- [DIRECTIONS FOR THIS TASK] Tally all lines containing the word "index". Give the number alone.

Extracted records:

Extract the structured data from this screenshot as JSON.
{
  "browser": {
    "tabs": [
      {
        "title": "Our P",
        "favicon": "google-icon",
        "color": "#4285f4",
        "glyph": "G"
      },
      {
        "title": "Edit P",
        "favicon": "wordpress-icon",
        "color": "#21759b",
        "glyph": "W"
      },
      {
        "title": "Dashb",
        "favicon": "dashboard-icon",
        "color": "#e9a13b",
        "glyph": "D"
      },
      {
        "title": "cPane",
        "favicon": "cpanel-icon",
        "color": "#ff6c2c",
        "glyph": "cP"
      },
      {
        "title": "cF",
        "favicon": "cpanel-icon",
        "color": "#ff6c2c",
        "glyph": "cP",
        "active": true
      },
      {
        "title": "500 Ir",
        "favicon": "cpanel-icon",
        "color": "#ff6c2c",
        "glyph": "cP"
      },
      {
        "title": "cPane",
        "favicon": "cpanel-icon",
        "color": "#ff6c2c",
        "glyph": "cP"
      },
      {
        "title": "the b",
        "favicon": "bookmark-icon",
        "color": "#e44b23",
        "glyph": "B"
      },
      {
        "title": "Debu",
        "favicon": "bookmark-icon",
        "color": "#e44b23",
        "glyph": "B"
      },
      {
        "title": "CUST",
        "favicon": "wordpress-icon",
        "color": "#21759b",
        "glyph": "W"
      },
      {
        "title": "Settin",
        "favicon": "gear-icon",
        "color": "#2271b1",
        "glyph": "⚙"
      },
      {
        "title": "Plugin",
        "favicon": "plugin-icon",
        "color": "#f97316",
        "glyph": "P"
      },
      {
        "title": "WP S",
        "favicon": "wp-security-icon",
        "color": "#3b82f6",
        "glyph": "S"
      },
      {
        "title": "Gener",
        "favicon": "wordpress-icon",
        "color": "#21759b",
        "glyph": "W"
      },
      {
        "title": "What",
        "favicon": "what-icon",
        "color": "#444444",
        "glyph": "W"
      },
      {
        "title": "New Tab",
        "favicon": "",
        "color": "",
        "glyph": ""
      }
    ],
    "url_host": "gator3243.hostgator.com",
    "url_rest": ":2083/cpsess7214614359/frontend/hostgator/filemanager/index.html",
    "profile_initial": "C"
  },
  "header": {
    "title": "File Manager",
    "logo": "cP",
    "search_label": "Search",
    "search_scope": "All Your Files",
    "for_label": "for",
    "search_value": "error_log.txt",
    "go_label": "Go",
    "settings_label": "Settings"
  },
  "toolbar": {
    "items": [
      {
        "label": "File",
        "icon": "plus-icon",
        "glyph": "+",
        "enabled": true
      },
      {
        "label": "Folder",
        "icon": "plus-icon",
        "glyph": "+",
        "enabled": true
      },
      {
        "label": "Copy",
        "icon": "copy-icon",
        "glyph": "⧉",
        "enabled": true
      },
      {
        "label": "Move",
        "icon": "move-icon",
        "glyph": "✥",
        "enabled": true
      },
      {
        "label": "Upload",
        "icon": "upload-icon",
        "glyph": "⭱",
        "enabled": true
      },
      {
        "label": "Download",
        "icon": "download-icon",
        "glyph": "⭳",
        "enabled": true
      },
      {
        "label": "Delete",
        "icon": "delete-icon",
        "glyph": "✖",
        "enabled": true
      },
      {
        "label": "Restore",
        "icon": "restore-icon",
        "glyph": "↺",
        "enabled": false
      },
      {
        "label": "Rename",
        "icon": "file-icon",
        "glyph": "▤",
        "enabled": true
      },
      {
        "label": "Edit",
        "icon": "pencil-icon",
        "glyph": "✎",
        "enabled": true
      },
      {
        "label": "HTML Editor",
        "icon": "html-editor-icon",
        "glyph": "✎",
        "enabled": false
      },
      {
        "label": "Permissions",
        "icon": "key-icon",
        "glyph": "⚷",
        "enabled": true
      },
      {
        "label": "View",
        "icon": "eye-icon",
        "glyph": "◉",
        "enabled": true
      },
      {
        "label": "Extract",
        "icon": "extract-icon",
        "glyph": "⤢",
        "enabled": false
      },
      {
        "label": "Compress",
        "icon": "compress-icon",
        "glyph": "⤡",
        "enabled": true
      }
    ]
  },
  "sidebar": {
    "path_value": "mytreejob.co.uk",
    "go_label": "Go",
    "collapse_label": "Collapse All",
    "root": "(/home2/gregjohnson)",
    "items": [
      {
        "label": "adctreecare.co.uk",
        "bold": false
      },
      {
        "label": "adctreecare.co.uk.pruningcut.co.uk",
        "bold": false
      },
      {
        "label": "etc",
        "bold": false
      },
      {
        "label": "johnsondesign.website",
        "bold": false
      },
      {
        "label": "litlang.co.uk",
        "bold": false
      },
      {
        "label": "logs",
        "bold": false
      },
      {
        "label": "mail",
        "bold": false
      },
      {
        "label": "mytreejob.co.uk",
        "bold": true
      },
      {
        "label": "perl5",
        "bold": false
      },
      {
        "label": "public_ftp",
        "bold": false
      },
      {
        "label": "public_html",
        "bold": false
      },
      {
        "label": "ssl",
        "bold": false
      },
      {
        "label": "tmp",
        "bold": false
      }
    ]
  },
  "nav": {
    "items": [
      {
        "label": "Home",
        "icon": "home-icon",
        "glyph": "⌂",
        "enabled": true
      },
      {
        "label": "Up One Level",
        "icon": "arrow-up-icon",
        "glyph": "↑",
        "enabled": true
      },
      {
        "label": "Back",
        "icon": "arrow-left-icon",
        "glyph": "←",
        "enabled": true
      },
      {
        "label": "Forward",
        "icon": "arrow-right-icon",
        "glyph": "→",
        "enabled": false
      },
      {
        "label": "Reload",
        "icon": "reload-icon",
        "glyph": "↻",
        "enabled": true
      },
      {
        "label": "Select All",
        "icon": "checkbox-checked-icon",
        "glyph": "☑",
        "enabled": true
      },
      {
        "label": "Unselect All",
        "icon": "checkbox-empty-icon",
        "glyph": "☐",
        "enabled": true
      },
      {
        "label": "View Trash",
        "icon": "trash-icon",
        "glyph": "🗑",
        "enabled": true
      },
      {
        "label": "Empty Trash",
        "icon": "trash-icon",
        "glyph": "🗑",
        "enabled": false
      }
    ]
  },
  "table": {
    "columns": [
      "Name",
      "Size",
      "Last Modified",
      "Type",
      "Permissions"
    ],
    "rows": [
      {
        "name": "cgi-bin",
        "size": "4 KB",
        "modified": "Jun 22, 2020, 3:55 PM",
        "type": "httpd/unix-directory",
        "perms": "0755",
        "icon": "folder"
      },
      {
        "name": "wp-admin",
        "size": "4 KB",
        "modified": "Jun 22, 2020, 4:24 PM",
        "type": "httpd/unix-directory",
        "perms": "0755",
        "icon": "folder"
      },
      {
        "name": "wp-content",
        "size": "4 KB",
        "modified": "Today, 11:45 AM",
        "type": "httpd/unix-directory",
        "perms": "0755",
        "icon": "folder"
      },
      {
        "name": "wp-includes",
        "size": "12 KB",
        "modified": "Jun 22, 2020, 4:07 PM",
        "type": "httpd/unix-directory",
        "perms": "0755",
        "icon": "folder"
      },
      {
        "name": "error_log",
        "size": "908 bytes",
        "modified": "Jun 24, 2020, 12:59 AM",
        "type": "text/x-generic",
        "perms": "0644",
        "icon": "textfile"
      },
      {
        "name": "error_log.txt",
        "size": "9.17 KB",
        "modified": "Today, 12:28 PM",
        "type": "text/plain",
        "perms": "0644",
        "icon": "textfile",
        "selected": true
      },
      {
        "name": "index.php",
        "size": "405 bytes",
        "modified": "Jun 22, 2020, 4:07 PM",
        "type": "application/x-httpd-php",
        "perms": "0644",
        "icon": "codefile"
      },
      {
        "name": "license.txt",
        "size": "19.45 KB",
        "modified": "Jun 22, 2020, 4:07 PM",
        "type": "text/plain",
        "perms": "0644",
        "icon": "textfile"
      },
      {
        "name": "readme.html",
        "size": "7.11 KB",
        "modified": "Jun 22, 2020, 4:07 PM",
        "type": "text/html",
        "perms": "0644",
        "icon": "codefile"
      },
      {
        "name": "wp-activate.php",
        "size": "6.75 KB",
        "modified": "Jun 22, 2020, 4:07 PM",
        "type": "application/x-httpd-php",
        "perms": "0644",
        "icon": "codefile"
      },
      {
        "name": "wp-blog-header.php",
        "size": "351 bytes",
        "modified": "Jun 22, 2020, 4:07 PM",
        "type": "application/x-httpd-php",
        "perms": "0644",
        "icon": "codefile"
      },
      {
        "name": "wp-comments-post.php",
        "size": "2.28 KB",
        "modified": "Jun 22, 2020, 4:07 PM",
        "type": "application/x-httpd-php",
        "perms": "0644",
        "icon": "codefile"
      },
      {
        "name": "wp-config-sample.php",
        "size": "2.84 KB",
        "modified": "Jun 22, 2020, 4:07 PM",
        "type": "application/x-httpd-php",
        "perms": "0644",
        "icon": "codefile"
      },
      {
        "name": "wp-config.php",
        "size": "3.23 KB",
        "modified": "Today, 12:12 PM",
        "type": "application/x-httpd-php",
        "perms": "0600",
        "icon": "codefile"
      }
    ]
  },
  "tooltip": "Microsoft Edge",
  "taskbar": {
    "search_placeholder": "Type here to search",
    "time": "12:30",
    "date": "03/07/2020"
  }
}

- [WRITTEN REPLY] 2